- _WORK INSTRUCTIONS_
Report how many lines hold the word "colab"; give nothing but the number.

━━━━━━━━━━━━━━━━

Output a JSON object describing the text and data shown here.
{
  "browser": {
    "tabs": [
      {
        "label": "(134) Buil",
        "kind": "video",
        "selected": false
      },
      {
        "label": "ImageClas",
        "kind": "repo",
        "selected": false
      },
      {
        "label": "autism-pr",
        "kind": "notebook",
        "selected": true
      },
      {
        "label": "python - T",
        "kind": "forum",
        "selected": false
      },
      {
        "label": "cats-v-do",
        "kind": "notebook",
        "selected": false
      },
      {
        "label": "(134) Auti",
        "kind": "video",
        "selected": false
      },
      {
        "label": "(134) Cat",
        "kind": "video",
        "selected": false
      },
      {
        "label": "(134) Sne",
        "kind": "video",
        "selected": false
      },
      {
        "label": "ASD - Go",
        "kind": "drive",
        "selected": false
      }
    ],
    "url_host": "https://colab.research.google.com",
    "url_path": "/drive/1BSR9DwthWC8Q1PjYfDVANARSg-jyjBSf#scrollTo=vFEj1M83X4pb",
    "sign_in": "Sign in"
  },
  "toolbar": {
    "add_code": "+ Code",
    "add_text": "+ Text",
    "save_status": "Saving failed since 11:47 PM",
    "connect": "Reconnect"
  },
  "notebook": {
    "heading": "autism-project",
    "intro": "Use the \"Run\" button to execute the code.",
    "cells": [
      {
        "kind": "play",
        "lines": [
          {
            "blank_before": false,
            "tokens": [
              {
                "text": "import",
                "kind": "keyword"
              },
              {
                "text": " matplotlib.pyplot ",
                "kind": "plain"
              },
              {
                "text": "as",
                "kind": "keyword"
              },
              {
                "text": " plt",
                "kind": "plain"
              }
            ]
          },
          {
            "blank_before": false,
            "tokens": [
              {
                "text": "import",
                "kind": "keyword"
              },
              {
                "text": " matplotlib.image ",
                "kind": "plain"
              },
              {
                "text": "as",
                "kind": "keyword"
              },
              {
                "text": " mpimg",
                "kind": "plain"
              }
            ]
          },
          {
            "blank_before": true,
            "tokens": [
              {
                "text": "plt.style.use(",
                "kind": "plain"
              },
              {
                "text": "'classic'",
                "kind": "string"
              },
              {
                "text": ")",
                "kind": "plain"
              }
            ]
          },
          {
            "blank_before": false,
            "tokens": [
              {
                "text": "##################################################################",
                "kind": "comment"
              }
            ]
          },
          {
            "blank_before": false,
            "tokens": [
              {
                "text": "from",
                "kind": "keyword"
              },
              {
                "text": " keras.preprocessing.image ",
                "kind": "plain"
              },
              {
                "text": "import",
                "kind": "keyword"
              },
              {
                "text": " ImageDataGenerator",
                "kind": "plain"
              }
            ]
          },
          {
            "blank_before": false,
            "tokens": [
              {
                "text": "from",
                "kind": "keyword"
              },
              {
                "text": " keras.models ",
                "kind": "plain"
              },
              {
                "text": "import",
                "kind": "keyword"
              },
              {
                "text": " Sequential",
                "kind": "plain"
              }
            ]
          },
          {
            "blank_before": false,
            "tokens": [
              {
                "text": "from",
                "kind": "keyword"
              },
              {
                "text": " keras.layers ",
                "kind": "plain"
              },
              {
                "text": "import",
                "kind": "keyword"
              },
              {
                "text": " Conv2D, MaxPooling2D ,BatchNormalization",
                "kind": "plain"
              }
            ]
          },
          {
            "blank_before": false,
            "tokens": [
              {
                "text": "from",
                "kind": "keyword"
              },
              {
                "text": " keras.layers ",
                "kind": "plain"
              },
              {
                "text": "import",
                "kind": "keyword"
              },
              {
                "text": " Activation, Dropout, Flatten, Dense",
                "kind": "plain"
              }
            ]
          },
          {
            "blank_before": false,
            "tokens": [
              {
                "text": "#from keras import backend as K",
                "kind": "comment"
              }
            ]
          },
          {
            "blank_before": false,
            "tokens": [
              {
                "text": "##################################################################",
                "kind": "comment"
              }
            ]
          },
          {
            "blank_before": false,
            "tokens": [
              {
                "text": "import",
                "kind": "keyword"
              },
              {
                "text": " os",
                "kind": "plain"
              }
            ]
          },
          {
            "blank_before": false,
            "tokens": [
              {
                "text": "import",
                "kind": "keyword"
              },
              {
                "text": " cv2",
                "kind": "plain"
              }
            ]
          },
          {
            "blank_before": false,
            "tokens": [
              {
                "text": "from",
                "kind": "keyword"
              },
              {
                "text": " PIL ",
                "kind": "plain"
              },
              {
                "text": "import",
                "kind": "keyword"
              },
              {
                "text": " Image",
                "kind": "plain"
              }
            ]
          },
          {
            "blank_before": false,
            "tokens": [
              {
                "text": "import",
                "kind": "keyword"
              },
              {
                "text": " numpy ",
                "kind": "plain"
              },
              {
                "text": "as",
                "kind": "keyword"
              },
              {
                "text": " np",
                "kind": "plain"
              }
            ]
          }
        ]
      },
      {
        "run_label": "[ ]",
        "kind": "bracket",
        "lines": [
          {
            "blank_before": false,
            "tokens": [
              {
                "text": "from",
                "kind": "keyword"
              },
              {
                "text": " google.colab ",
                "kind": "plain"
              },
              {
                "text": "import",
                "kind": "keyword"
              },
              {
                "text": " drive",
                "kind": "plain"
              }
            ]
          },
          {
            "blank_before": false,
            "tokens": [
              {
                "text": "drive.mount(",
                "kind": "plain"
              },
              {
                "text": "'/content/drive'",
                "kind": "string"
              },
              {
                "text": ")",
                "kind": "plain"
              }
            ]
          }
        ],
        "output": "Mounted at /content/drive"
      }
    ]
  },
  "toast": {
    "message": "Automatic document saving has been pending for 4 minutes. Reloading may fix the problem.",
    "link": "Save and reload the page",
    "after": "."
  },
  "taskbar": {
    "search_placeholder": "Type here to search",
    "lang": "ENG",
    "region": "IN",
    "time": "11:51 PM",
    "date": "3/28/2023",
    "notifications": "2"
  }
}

━━━━━━━━━━━━━━━━

- _SOLUTION_
2